§ GOAL OF THE EXERCISE
Skip every image and restate the data word for word.

◇ ◇ ◇ ◇

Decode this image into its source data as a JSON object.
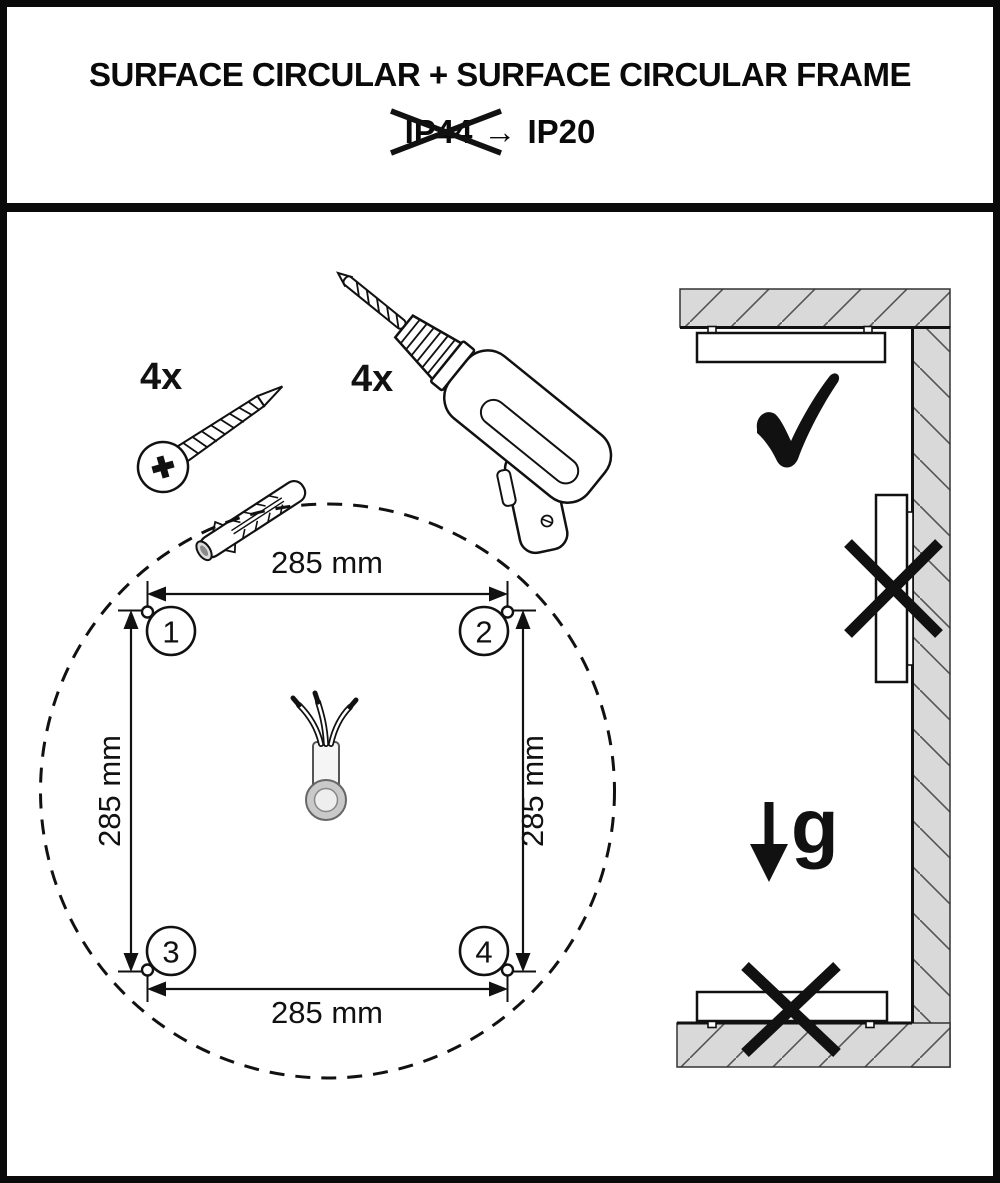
{
  "header": {
    "title": "SURFACE CIRCULAR + SURFACE CIRCULAR FRAME",
    "ip_old": "IP44",
    "arrow": "→",
    "ip_new": "IP20"
  },
  "parts": {
    "screw_qty": "4x",
    "drill_qty": "4x"
  },
  "template": {
    "dim_top": "285 mm",
    "dim_bottom": "285 mm",
    "dim_left": "285 mm",
    "dim_right": "285 mm",
    "hole_1": "1",
    "hole_2": "2",
    "hole_3": "3",
    "hole_4": "4"
  },
  "mounting": {
    "gravity_label": "g"
  },
  "colors": {
    "ink": "#111111",
    "hatch_fill": "#d9d9d9",
    "hatch_line": "#555555"
  }
}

◇ ◇ ◇ ◇

§ REPLY
Decode this image into its source data as a JSON object.
{
  "header": {
    "title": "SURFACE CIRCULAR + SURFACE CIRCULAR FRAME",
    "ip_old": "IP44",
    "arrow": "→",
    "ip_new": "IP20"
  },
  "parts": {
    "screw_qty": "4x",
    "drill_qty": "4x"
  },
  "template": {
    "dim_top": "285 mm",
    "dim_bottom": "285 mm",
    "dim_left": "285 mm",
    "dim_right": "285 mm",
    "hole_1": "1",
    "hole_2": "2",
    "hole_3": "3",
    "hole_4": "4"
  },
  "mounting": {
    "gravity_label": "g"
  },
  "colors": {
    "ink": "#111111",
    "hatch_fill": "#d9d9d9",
    "hatch_line": "#555555"
  }
}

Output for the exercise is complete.